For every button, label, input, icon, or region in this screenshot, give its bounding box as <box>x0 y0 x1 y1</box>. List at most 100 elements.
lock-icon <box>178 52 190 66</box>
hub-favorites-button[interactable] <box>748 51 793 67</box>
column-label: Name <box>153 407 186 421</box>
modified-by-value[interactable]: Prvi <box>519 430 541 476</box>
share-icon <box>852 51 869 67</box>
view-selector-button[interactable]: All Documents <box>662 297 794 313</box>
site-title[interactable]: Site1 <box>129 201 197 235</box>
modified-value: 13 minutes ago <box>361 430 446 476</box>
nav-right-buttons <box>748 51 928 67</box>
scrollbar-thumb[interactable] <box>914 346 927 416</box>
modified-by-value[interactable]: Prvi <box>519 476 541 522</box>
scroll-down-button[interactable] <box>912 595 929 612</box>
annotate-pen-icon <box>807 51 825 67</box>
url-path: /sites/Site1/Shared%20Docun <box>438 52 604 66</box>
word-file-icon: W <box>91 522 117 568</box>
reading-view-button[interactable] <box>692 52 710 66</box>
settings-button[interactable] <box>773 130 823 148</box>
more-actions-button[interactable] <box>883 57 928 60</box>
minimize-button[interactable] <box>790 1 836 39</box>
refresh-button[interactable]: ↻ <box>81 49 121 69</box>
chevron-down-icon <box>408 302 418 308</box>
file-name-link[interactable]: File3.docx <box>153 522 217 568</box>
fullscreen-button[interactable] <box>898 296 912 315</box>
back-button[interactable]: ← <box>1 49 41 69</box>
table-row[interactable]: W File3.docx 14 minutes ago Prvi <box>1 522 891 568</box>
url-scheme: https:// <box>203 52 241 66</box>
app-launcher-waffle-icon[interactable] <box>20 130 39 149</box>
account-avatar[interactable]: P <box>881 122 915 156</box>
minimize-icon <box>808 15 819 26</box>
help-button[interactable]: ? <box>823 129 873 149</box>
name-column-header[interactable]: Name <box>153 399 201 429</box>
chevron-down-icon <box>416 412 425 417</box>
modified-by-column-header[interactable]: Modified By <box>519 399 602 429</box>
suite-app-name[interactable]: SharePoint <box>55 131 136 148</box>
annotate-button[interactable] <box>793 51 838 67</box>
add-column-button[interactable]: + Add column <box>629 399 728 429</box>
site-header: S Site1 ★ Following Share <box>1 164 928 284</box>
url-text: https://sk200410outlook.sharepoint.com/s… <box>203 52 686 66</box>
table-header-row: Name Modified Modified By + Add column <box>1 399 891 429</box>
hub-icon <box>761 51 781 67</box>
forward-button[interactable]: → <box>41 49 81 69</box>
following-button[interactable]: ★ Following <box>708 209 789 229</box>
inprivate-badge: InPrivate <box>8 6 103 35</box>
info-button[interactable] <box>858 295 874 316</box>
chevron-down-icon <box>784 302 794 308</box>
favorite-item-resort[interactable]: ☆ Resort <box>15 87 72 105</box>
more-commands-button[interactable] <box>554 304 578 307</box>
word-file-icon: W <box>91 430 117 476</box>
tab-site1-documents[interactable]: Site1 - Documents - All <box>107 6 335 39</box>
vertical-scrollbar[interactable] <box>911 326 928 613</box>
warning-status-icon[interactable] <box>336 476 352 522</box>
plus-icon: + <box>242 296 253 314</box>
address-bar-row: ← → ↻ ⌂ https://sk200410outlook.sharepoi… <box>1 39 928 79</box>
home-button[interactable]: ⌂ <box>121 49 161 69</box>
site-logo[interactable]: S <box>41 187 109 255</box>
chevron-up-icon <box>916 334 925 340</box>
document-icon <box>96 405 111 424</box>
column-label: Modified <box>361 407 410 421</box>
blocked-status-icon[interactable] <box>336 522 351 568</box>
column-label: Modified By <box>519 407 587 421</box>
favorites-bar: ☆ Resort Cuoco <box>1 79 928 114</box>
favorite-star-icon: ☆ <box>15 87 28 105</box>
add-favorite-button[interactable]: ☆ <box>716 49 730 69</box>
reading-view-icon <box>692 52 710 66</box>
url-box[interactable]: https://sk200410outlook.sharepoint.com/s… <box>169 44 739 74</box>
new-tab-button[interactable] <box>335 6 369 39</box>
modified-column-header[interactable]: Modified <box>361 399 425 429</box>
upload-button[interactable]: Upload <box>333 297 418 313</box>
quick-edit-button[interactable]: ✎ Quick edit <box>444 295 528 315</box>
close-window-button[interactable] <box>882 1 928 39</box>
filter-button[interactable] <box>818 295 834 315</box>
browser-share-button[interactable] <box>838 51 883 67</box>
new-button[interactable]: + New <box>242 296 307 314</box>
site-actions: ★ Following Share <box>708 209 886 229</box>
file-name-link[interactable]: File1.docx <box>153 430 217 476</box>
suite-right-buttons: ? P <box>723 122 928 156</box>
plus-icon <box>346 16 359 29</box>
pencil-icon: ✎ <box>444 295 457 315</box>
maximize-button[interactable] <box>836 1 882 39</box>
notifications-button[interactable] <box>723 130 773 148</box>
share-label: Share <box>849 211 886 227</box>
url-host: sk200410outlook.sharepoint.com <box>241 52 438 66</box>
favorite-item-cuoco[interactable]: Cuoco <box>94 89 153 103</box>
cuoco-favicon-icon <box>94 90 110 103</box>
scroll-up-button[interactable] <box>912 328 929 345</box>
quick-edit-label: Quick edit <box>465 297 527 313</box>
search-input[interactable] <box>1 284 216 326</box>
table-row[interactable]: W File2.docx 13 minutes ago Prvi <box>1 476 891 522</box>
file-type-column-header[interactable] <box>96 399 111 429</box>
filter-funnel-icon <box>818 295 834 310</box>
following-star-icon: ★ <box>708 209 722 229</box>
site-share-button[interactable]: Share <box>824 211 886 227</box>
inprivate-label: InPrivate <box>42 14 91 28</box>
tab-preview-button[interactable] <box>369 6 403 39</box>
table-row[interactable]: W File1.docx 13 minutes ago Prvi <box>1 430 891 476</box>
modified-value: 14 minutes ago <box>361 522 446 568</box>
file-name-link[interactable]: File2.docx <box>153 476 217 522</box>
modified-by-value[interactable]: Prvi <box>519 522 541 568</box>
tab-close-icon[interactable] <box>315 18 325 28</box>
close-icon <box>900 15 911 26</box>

■ Written task
Write out the material above line for line, with no changes.

■ Task output
For every button, label, input, icon, or region in this screenshot, give its bounding box as <box>x0 y0 x1 y1</box>. List at most 100 elements.
lock-icon <box>178 52 190 66</box>
hub-favorites-button[interactable] <box>748 51 793 67</box>
column-label: Name <box>153 407 186 421</box>
modified-by-value[interactable]: Prvi <box>519 430 541 476</box>
share-icon <box>852 51 869 67</box>
view-selector-button[interactable]: All Documents <box>662 297 794 313</box>
site-title[interactable]: Site1 <box>129 201 197 235</box>
modified-value: 13 minutes ago <box>361 430 446 476</box>
nav-right-buttons <box>748 51 928 67</box>
scrollbar-thumb[interactable] <box>914 346 927 416</box>
modified-by-value[interactable]: Prvi <box>519 476 541 522</box>
scroll-down-button[interactable] <box>912 595 929 612</box>
annotate-pen-icon <box>807 51 825 67</box>
url-path: /sites/Site1/Shared%20Docun <box>438 52 604 66</box>
word-file-icon: W <box>91 522 117 568</box>
reading-view-button[interactable] <box>692 52 710 66</box>
settings-button[interactable] <box>773 130 823 148</box>
more-actions-button[interactable] <box>883 57 928 60</box>
minimize-button[interactable] <box>790 1 836 39</box>
refresh-button[interactable]: ↻ <box>81 49 121 69</box>
chevron-down-icon <box>408 302 418 308</box>
file-name-link[interactable]: File3.docx <box>153 522 217 568</box>
fullscreen-button[interactable] <box>898 296 912 315</box>
back-button[interactable]: ← <box>1 49 41 69</box>
table-row[interactable]: W File3.docx 14 minutes ago Prvi <box>1 522 891 568</box>
url-scheme: https:// <box>203 52 241 66</box>
app-launcher-waffle-icon[interactable] <box>20 130 39 149</box>
account-avatar[interactable]: P <box>881 122 915 156</box>
minimize-icon <box>808 15 819 26</box>
help-button[interactable]: ? <box>823 129 873 149</box>
name-column-header[interactable]: Name <box>153 399 201 429</box>
chevron-down-icon <box>416 412 425 417</box>
modified-by-column-header[interactable]: Modified By <box>519 399 602 429</box>
suite-app-name[interactable]: SharePoint <box>55 131 136 148</box>
annotate-button[interactable] <box>793 51 838 67</box>
add-column-button[interactable]: + Add column <box>629 399 728 429</box>
site-header: S Site1 ★ Following Share <box>1 164 928 284</box>
url-text: https://sk200410outlook.sharepoint.com/s… <box>203 52 686 66</box>
table-header-row: Name Modified Modified By + Add column <box>1 399 891 429</box>
hub-icon <box>761 51 781 67</box>
forward-button[interactable]: → <box>41 49 81 69</box>
following-button[interactable]: ★ Following <box>708 209 789 229</box>
inprivate-badge: InPrivate <box>8 6 103 35</box>
info-button[interactable] <box>858 295 874 316</box>
chevron-down-icon <box>784 302 794 308</box>
favorite-item-resort[interactable]: ☆ Resort <box>15 87 72 105</box>
more-commands-button[interactable] <box>554 304 578 307</box>
word-file-icon: W <box>91 430 117 476</box>
tab-site1-documents[interactable]: Site1 - Documents - All <box>107 6 335 39</box>
vertical-scrollbar[interactable] <box>911 326 928 613</box>
warning-status-icon[interactable] <box>336 476 352 522</box>
plus-icon: + <box>242 296 253 314</box>
address-bar-row: ← → ↻ ⌂ https://sk200410outlook.sharepoi… <box>1 39 928 79</box>
home-button[interactable]: ⌂ <box>121 49 161 69</box>
site-logo[interactable]: S <box>41 187 109 255</box>
chevron-up-icon <box>916 334 925 340</box>
document-icon <box>96 405 111 424</box>
column-label: Modified <box>361 407 410 421</box>
blocked-status-icon[interactable] <box>336 522 351 568</box>
column-label: Modified By <box>519 407 587 421</box>
favorites-bar: ☆ Resort Cuoco <box>1 79 928 114</box>
favorite-star-icon: ☆ <box>15 87 28 105</box>
add-favorite-button[interactable]: ☆ <box>716 49 730 69</box>
reading-view-icon <box>692 52 710 66</box>
url-box[interactable]: https://sk200410outlook.sharepoint.com/s… <box>169 44 739 74</box>
new-tab-button[interactable] <box>335 6 369 39</box>
modified-column-header[interactable]: Modified <box>361 399 425 429</box>
upload-button[interactable]: Upload <box>333 297 418 313</box>
quick-edit-button[interactable]: ✎ Quick edit <box>444 295 528 315</box>
close-window-button[interactable] <box>882 1 928 39</box>
filter-button[interactable] <box>818 295 834 315</box>
browser-share-button[interactable] <box>838 51 883 67</box>
new-button[interactable]: + New <box>242 296 307 314</box>
site-actions: ★ Following Share <box>708 209 886 229</box>
file-name-link[interactable]: File1.docx <box>153 430 217 476</box>
suite-right-buttons: ? P <box>723 122 928 156</box>
plus-icon <box>346 16 359 29</box>
pencil-icon: ✎ <box>444 295 457 315</box>
maximize-button[interactable] <box>836 1 882 39</box>
notifications-button[interactable] <box>723 130 773 148</box>
share-label: Share <box>849 211 886 227</box>
url-host: sk200410outlook.sharepoint.com <box>241 52 438 66</box>
favorite-item-cuoco[interactable]: Cuoco <box>94 89 153 103</box>
cuoco-favicon-icon <box>94 90 110 103</box>
scroll-up-button[interactable] <box>912 328 929 345</box>
quick-edit-label: Quick edit <box>465 297 527 313</box>
search-input[interactable] <box>1 284 216 326</box>
table-row[interactable]: W File2.docx 13 minutes ago Prvi <box>1 476 891 522</box>
file-type-column-header[interactable] <box>96 399 111 429</box>
filter-funnel-icon <box>818 295 834 310</box>
following-star-icon: ★ <box>708 209 722 229</box>
site-share-button[interactable]: Share <box>824 211 886 227</box>
inprivate-label: InPrivate <box>42 14 91 28</box>
tab-preview-button[interactable] <box>369 6 403 39</box>
table-row[interactable]: W File1.docx 13 minutes ago Prvi <box>1 430 891 476</box>
modified-value: 14 minutes ago <box>361 522 446 568</box>
file-name-link[interactable]: File2.docx <box>153 476 217 522</box>
modified-by-value[interactable]: Prvi <box>519 522 541 568</box>
tab-close-icon[interactable] <box>315 18 325 28</box>
close-icon <box>900 15 911 26</box>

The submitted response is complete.